Repeat the entries below exactly as they appear, with no pictures.

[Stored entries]
═══
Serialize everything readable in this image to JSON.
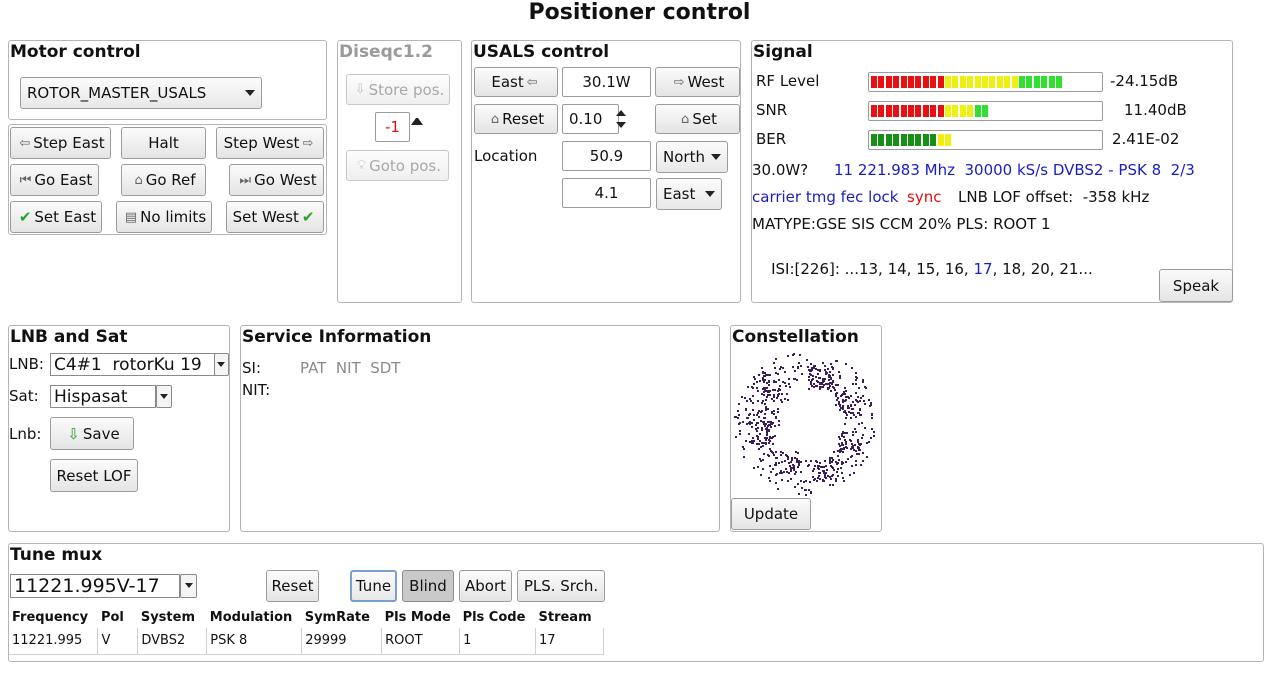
{
  "page_title": "Positioner control",
  "motor": {
    "title": "Motor control",
    "rotor_select": "ROTOR_MASTER_USALS",
    "step_east": "Step East",
    "halt": "Halt",
    "step_west": "Step West",
    "go_east": "Go East",
    "go_ref": "Go Ref",
    "go_west": "Go West",
    "set_east": "Set East",
    "no_limits": "No limits",
    "set_west": "Set West"
  },
  "diseqc": {
    "title": "Diseqc1.2",
    "store_pos": "Store pos.",
    "position_value": "-1",
    "goto_pos": "Goto pos."
  },
  "usals": {
    "title": "USALS control",
    "east": "East",
    "position": "30.1W",
    "west": "West",
    "reset": "Reset",
    "step": "0.10",
    "set": "Set",
    "location_label": "Location",
    "latitude": "50.9",
    "lat_dir": "North",
    "longitude": "4.1",
    "lon_dir": "East"
  },
  "signal": {
    "title": "Signal",
    "rows": [
      {
        "label": "RF Level",
        "value": "-24.15dB",
        "fill": 0.87,
        "scheme": "rf"
      },
      {
        "label": "SNR",
        "value": "11.40dB",
        "fill": 0.54,
        "scheme": "snr"
      },
      {
        "label": "BER",
        "value": "2.41E-02",
        "fill": 0.38,
        "scheme": "ber"
      }
    ],
    "sat_pos": "30.0W?",
    "freq_info": "11 221.983 Mhz  30000 kS/s DVBS2 - PSK 8  2/3",
    "lock_flags": "carrier tmg fec lock",
    "sync_flag": "sync",
    "lof_offset": "LNB LOF offset:  -358 kHz",
    "matype": "MATYPE:GSE SIS CCM 20% PLS: ROOT 1",
    "isi_prefix": "ISI:[226]: ...13, 14, 15, 16, ",
    "isi_active": "17",
    "isi_suffix": ", 18, 20, 21...",
    "speak": "Speak"
  },
  "lnb": {
    "title": "LNB and Sat",
    "lnb_label": "LNB:",
    "lnb_value": "C4#1  rotorKu 19",
    "sat_label": "Sat:",
    "sat_value": "Hispasat",
    "lnb_btn_label": "Lnb:",
    "save": "Save",
    "reset_lof": "Reset LOF"
  },
  "service": {
    "title": "Service Information",
    "si_label": "SI:",
    "si_tables": "PAT  NIT  SDT",
    "nit_label": "NIT:"
  },
  "constellation": {
    "title": "Constellation",
    "update": "Update",
    "point_color": "#3b1f5c"
  },
  "tune": {
    "title": "Tune mux",
    "mux_value": "11221.995V-17",
    "reset": "Reset",
    "tune": "Tune",
    "blind": "Blind",
    "abort": "Abort",
    "pls_search": "PLS. Srch.",
    "columns": [
      "Frequency",
      "Pol",
      "System",
      "Modulation",
      "SymRate",
      "Pls Mode",
      "Pls Code",
      "Stream"
    ],
    "row": [
      "11221.995",
      "V",
      "DVBS2",
      "PSK 8",
      "29999",
      "ROOT",
      "1",
      "17"
    ]
  }
}
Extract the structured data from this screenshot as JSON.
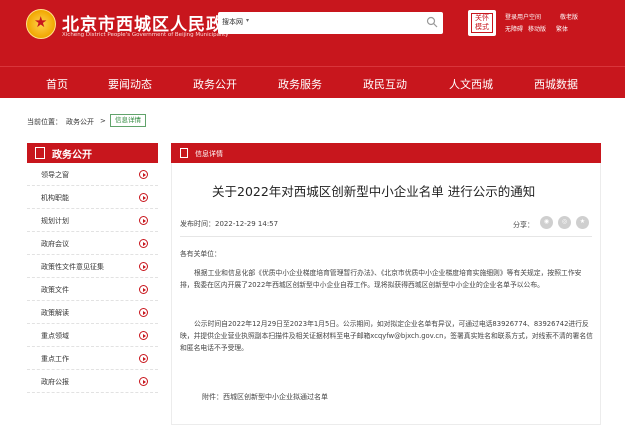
{
  "header": {
    "title": "北京市西城区人民政府",
    "subtitle": "Xicheng District People's Government of Beijing Municipality",
    "search": {
      "scope": "搜本网"
    },
    "care_badge": "关怀模式",
    "quick_links": {
      "login": "登录用户空间",
      "accessible": "无障碍",
      "mobile": "移动版",
      "edition": "敬老版",
      "traditional": "繁体"
    }
  },
  "nav": [
    "首页",
    "要闻动态",
    "政务公开",
    "政务服务",
    "政民互动",
    "人文西城",
    "西城数据"
  ],
  "breadcrumb": {
    "prefix": "当前位置：",
    "section": "政务公开",
    "sep": ">",
    "current": "信息详情"
  },
  "sidebar": {
    "title": "政务公开",
    "items": [
      "领导之窗",
      "机构职能",
      "规划计划",
      "政府会议",
      "政策性文件意见征集",
      "政策文件",
      "政策解读",
      "重点领域",
      "重点工作",
      "政府公报"
    ]
  },
  "content": {
    "header_label": "信息详情",
    "title": "关于2022年对西城区创新型中小企业名单 进行公示的通知",
    "publish_time": "发布时间：2022-12-29 14:57",
    "share_label": "分享：",
    "greeting": "各有关单位：",
    "paragraph1": "根据工业和信息化部《优质中小企业梯度培育管理暂行办法》、《北京市优质中小企业梯度培育实施细则》等有关规定，按照工作安排，我委在区内开展了2022年西城区创新型中小企业自荐工作。现将拟获得西城区创新型中小企业的企业名单予以公布。",
    "paragraph2": "公示时间自2022年12月29日至2023年1月5日。公示期间，如对拟定企业名单有异议，可通过电话83926774、83926742进行反映，并提供企业营业执照副本扫描件及相关证据材料至电子邮箱xcqyfw@bjxch.gov.cn，签署真实姓名和联系方式，对线索不清的署名信和匿名电话不予受理。",
    "attachment": "附件：西城区创新型中小企业拟通过名单"
  }
}
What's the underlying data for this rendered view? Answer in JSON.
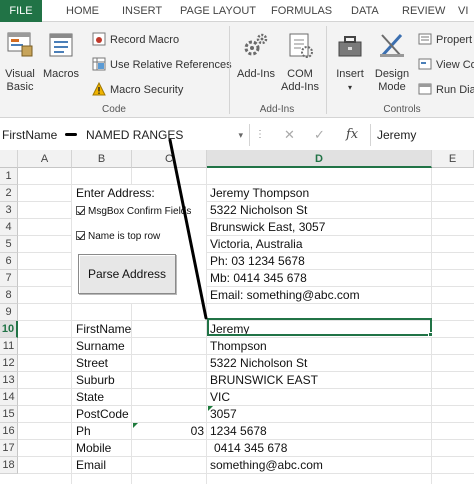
{
  "tabs": [
    "FILE",
    "HOME",
    "INSERT",
    "PAGE LAYOUT",
    "FORMULAS",
    "DATA",
    "REVIEW",
    "VI"
  ],
  "ribbon": {
    "visual_basic": "Visual Basic",
    "macros": "Macros",
    "record_macro": "Record Macro",
    "relative_refs": "Use Relative References",
    "macro_security": "Macro Security",
    "group_code": "Code",
    "addins": "Add-Ins",
    "com_addins": "COM Add-Ins",
    "group_addins": "Add-Ins",
    "insert": "Insert",
    "design_mode": "Design Mode",
    "properties": "Propert",
    "view_code": "View Co",
    "run_dialog": "Run Dia",
    "group_controls": "Controls"
  },
  "formula_bar": {
    "name_box": "FirstName",
    "annotation": "NAMED RANGES",
    "fx": "fx",
    "value": "Jeremy"
  },
  "columns": [
    "A",
    "B",
    "C",
    "D",
    "E"
  ],
  "active_column": "D",
  "rows": [
    "1",
    "2",
    "3",
    "4",
    "5",
    "6",
    "7",
    "8",
    "9",
    "10",
    "11",
    "12",
    "13",
    "14",
    "15",
    "16",
    "17",
    "18"
  ],
  "active_row": "10",
  "form": {
    "enter_address": "Enter Address:",
    "msgbox_confirm": "MsgBox Confirm Fields",
    "name_top_row": "Name is top row",
    "parse_button": "Parse Address"
  },
  "address_block": [
    "Jeremy Thompson",
    "5322 Nicholson St",
    "Brunswick East, 3057",
    "Victoria, Australia",
    "Ph: 03 1234 5678",
    "Mb: 0414 345 678",
    "Email: something@abc.com"
  ],
  "fields": [
    {
      "name": "FirstName",
      "value": "Jeremy"
    },
    {
      "name": "Surname",
      "value": "Thompson"
    },
    {
      "name": "Street",
      "value": "5322 Nicholson St"
    },
    {
      "name": "Suburb",
      "value": "BRUNSWICK EAST"
    },
    {
      "name": "State",
      "value": "VIC"
    },
    {
      "name": "PostCode",
      "value": "3057"
    },
    {
      "name": "Ph",
      "value": "1234 5678",
      "c_value": "03"
    },
    {
      "name": "Mobile",
      "value": "0414 345 678"
    },
    {
      "name": "Email",
      "value": "something@abc.com"
    }
  ],
  "colors": {
    "accent": "#217346",
    "annotation_line": "#000000"
  },
  "icons": {
    "visual_basic": "visual-basic-icon",
    "macros": "macros-icon",
    "record": "record-macro-icon",
    "relative": "relative-references-icon",
    "security": "warning-icon",
    "addins": "gears-icon",
    "com": "com-addins-icon",
    "insert": "toolbox-icon",
    "design": "design-mode-icon"
  }
}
═══
WRITTEN REPLY =
Serialize everything readable in this image to JSON.
{
  "page_title": "Positioner control",
  "motor": {
    "title": "Motor control",
    "rotor_select": "ROTOR_MASTER_USALS",
    "step_east": "Step East",
    "halt": "Halt",
    "step_west": "Step West",
    "go_east": "Go East",
    "go_ref": "Go Ref",
    "go_west": "Go West",
    "set_east": "Set East",
    "no_limits": "No limits",
    "set_west": "Set West"
  },
  "diseqc": {
    "title": "Diseqc1.2",
    "store_pos": "Store pos.",
    "position_value": "-1",
    "goto_pos": "Goto pos."
  },
  "usals": {
    "title": "USALS control",
    "east": "East",
    "position": "30.1W",
    "west": "West",
    "reset": "Reset",
    "step": "0.10",
    "set": "Set",
    "location_label": "Location",
    "latitude": "50.9",
    "lat_dir": "North",
    "longitude": "4.1",
    "lon_dir": "East"
  },
  "signal": {
    "title": "Signal",
    "rows": [
      {
        "label": "RF Level",
        "value": "-24.15dB",
        "fill": 0.87,
        "scheme": "rf"
      },
      {
        "label": "SNR",
        "value": "11.40dB",
        "fill": 0.54,
        "scheme": "snr"
      },
      {
        "label": "BER",
        "value": "2.41E-02",
        "fill": 0.38,
        "scheme": "ber"
      }
    ],
    "sat_pos": "30.0W?",
    "freq_info": "11 221.983 Mhz  30000 kS/s DVBS2 - PSK 8  2/3",
    "lock_flags": "carrier tmg fec lock",
    "sync_flag": "sync",
    "lof_offset": "LNB LOF offset:  -358 kHz",
    "matype": "MATYPE:GSE SIS CCM 20% PLS: ROOT 1",
    "isi_prefix": "ISI:[226]: ...13, 14, 15, 16, ",
    "isi_active": "17",
    "isi_suffix": ", 18, 20, 21...",
    "speak": "Speak"
  },
  "lnb": {
    "title": "LNB and Sat",
    "lnb_label": "LNB:",
    "lnb_value": "C4#1  rotorKu 19",
    "sat_label": "Sat:",
    "sat_value": "Hispasat",
    "lnb_btn_label": "Lnb:",
    "save": "Save",
    "reset_lof": "Reset LOF"
  },
  "service": {
    "title": "Service Information",
    "si_label": "SI:",
    "si_tables": "PAT  NIT  SDT",
    "nit_label": "NIT:"
  },
  "constellation": {
    "title": "Constellation",
    "update": "Update",
    "point_color": "#3b1f5c"
  },
  "tune": {
    "title": "Tune mux",
    "mux_value": "11221.995V-17",
    "reset": "Reset",
    "tune": "Tune",
    "blind": "Blind",
    "abort": "Abort",
    "pls_search": "PLS. Srch.",
    "columns": [
      "Frequency",
      "Pol",
      "System",
      "Modulation",
      "SymRate",
      "Pls Mode",
      "Pls Code",
      "Stream"
    ],
    "row": [
      "11221.995",
      "V",
      "DVBS2",
      "PSK 8",
      "29999",
      "ROOT",
      "1",
      "17"
    ]
  }
}
Extract the structured data from this screenshot as JSON.
{
  "header": {
    "title": "北京市西城区人民政府",
    "subtitle": "Xicheng District People's Government of Beijing Municipality",
    "search": {
      "scope": "搜本网"
    },
    "care_badge": "关怀模式",
    "quick_links": {
      "login": "登录用户空间",
      "accessible": "无障碍",
      "mobile": "移动版",
      "edition": "敬老版",
      "traditional": "繁体"
    }
  },
  "nav": [
    "首页",
    "要闻动态",
    "政务公开",
    "政务服务",
    "政民互动",
    "人文西城",
    "西城数据"
  ],
  "breadcrumb": {
    "prefix": "当前位置：",
    "section": "政务公开",
    "sep": ">",
    "current": "信息详情"
  },
  "sidebar": {
    "title": "政务公开",
    "items": [
      "领导之窗",
      "机构职能",
      "规划计划",
      "政府会议",
      "政策性文件意见征集",
      "政策文件",
      "政策解读",
      "重点领域",
      "重点工作",
      "政府公报"
    ]
  },
  "content": {
    "header_label": "信息详情",
    "title": "关于2022年对西城区创新型中小企业名单 进行公示的通知",
    "publish_time": "发布时间：2022-12-29 14:57",
    "share_label": "分享：",
    "greeting": "各有关单位：",
    "paragraph1": "根据工业和信息化部《优质中小企业梯度培育管理暂行办法》、《北京市优质中小企业梯度培育实施细则》等有关规定，按照工作安排，我委在区内开展了2022年西城区创新型中小企业自荐工作。现将拟获得西城区创新型中小企业的企业名单予以公布。",
    "paragraph2": "公示时间自2022年12月29日至2023年1月5日。公示期间，如对拟定企业名单有异议，可通过电话83926774、83926742进行反映，并提供企业营业执照副本扫描件及相关证据材料至电子邮箱xcqyfw@bjxch.gov.cn，签署真实姓名和联系方式，对线索不清的署名信和匿名电话不予受理。",
    "attachment": "附件：西城区创新型中小企业拟通过名单"
  }
}
What's the underlying data for this rendered view? Answer in JSON.
{
  "tabs": [
    "FILE",
    "HOME",
    "INSERT",
    "PAGE LAYOUT",
    "FORMULAS",
    "DATA",
    "REVIEW",
    "VI"
  ],
  "ribbon": {
    "visual_basic": "Visual Basic",
    "macros": "Macros",
    "record_macro": "Record Macro",
    "relative_refs": "Use Relative References",
    "macro_security": "Macro Security",
    "group_code": "Code",
    "addins": "Add-Ins",
    "com_addins": "COM Add-Ins",
    "group_addins": "Add-Ins",
    "insert": "Insert",
    "design_mode": "Design Mode",
    "properties": "Propert",
    "view_code": "View Co",
    "run_dialog": "Run Dia",
    "group_controls": "Controls"
  },
  "formula_bar": {
    "name_box": "FirstName",
    "annotation": "NAMED RANGES",
    "fx": "fx",
    "value": "Jeremy"
  },
  "columns": [
    "A",
    "B",
    "C",
    "D",
    "E"
  ],
  "active_column": "D",
  "rows": [
    "1",
    "2",
    "3",
    "4",
    "5",
    "6",
    "7",
    "8",
    "9",
    "10",
    "11",
    "12",
    "13",
    "14",
    "15",
    "16",
    "17",
    "18"
  ],
  "active_row": "10",
  "form": {
    "enter_address": "Enter Address:",
    "msgbox_confirm": "MsgBox Confirm Fields",
    "name_top_row": "Name is top row",
    "parse_button": "Parse Address"
  },
  "address_block": [
    "Jeremy Thompson",
    "5322 Nicholson St",
    "Brunswick East, 3057",
    "Victoria, Australia",
    "Ph: 03 1234 5678",
    "Mb: 0414 345 678",
    "Email: something@abc.com"
  ],
  "fields": [
    {
      "name": "FirstName",
      "value": "Jeremy"
    },
    {
      "name": "Surname",
      "value": "Thompson"
    },
    {
      "name": "Street",
      "value": "5322 Nicholson St"
    },
    {
      "name": "Suburb",
      "value": "BRUNSWICK EAST"
    },
    {
      "name": "State",
      "value": "VIC"
    },
    {
      "name": "PostCode",
      "value": "3057"
    },
    {
      "name": "Ph",
      "value": "1234 5678",
      "c_value": "03"
    },
    {
      "name": "Mobile",
      "value": "0414 345 678"
    },
    {
      "name": "Email",
      "value": "something@abc.com"
    }
  ],
  "colors": {
    "accent": "#217346",
    "annotation_line": "#000000"
  },
  "icons": {
    "visual_basic": "visual-basic-icon",
    "macros": "macros-icon",
    "record": "record-macro-icon",
    "relative": "relative-references-icon",
    "security": "warning-icon",
    "addins": "gears-icon",
    "com": "com-addins-icon",
    "insert": "toolbox-icon",
    "design": "design-mode-icon"
  }
}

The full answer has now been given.